## Texto base
- - - - -

Estes bravos italianos que emigraram pelos mesmos motivos dos alemães, foram
jogados na agreste região serrana sem a menor assistência ou estradas de
acesso. Mesmo assim, sobreviveram e progrediram. Encontramos cópia de propaganda
de convencimento dos italianos para emigrar para o Brasil. Dizia “Brasile, il
paese della cuccagna” (Brasil, o país da fartura). A fartura só foi encontrada
depois de muitos anos de trabalho e
sacrifícios. Partiram do acidentado
nordeste da Itália, região do Vêneto e encontraram aqui o mesmo perfil
montanhoso de suas terras de origem. A principal diferença era que no RS ainda
havia terra, mato e passarinho à vontade. Também trouxeram seus usos e
costumes, durante muito tempo exclusivos seus e somente muito mais tarde,
lentamente incorporados aos já existentes em nosso Estado. Na alimentação, nos
trouxeram o galeto, a polenta, o salame, as massas e o consumo de radicci.

- - - - -

Edite o texto sobre os imigrantes italianos: reescreva o trecho começando em "Estes bravos italianos" e indo até "consumo de radicci.", com "sacrifícios" trocado por "privações".

- - - - -

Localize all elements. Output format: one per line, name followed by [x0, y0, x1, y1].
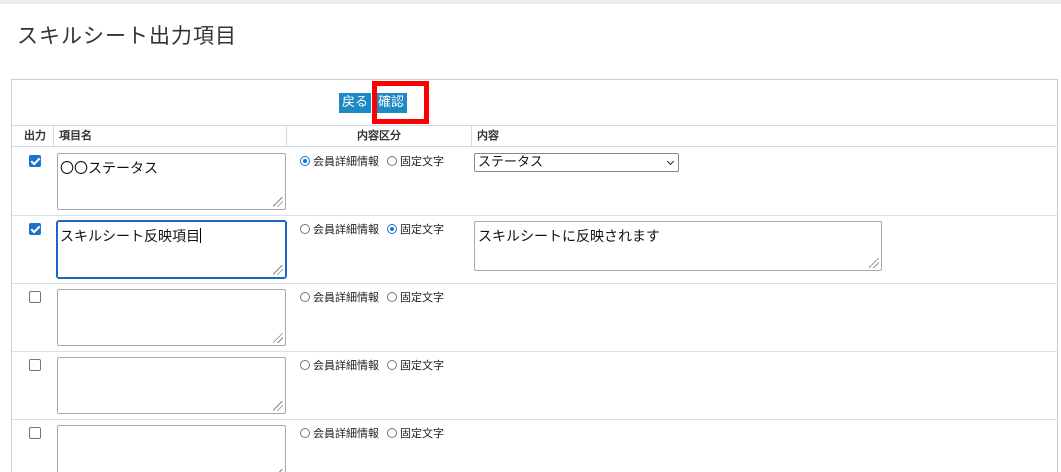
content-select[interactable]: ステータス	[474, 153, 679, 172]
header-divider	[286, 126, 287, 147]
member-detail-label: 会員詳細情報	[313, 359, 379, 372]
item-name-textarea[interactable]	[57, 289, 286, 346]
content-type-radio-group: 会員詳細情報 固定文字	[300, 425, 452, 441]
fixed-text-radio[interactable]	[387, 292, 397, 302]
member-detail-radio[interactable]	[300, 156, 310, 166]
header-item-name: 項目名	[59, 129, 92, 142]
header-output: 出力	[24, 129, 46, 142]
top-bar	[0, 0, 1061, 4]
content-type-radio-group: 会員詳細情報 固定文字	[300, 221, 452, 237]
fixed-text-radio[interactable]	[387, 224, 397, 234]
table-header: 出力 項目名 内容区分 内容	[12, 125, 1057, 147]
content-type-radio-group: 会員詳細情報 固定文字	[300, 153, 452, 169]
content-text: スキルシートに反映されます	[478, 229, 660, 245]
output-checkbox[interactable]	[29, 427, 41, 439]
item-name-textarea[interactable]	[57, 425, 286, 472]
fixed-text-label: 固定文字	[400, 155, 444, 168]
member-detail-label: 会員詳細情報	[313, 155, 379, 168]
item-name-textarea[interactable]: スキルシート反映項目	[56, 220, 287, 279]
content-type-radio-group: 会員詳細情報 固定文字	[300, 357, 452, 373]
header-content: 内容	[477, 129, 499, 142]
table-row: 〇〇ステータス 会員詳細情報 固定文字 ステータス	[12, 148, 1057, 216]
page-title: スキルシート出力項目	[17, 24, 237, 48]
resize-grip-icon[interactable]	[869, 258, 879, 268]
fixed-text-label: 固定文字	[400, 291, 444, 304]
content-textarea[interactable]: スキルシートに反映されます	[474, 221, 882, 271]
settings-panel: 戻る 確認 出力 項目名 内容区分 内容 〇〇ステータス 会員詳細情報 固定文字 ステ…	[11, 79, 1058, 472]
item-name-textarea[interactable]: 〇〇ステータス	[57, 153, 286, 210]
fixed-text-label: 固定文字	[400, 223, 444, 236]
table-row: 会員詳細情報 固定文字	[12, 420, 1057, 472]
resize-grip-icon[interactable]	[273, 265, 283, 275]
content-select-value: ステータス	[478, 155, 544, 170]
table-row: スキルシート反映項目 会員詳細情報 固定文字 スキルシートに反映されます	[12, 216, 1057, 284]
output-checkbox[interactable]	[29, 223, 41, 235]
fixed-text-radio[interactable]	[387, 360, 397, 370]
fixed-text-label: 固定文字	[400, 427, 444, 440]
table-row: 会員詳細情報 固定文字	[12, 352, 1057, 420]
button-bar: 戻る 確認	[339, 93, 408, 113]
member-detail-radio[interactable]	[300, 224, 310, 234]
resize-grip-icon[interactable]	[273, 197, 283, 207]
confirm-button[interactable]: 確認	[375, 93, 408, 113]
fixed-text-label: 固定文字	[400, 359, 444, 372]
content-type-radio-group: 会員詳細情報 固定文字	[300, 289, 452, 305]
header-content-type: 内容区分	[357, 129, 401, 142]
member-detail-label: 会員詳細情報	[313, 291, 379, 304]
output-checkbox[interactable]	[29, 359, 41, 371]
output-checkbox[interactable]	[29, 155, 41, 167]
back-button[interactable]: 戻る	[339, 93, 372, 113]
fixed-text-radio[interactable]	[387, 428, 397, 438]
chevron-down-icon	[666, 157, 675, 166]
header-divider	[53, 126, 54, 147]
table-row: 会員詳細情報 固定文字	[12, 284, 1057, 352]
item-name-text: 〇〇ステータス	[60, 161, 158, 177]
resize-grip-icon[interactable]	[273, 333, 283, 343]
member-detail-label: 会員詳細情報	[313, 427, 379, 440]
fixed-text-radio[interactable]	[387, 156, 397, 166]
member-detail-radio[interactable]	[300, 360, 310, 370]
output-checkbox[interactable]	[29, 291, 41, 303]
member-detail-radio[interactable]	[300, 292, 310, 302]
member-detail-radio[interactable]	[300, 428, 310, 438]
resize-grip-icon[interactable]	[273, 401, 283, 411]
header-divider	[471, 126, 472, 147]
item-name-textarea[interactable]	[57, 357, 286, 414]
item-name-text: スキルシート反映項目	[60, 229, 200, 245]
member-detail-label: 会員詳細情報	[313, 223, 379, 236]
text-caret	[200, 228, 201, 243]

- - - - -

## Resolução
Estes bravos italianos que emigraram pelos mesmos motivos dos alemães, foram
jogados na agreste região serrana sem a menor assistência ou estradas de
acesso. Mesmo assim, sobreviveram e progrediram. Encontramos cópia de propaganda
de convencimento dos italianos para emigrar para o Brasil. Dizia “Brasile, il
paese della cuccagna” (Brasil, o país da fartura). A fartura só foi encontrada
depois de muitos anos de trabalho e
privações. Partiram do acidentado
nordeste da Itália, região do Vêneto e encontraram aqui o mesmo perfil
montanhoso de suas terras de origem. A principal diferença era que no RS ainda
havia terra, mato e passarinho à vontade. Também trouxeram seus usos e
costumes, durante muito tempo exclusivos seus e somente muito mais tarde,
lentamente incorporados aos já existentes em nosso Estado. Na alimentação, nos
trouxeram o galeto, a polenta, o salame, as massas e o consumo de radicci.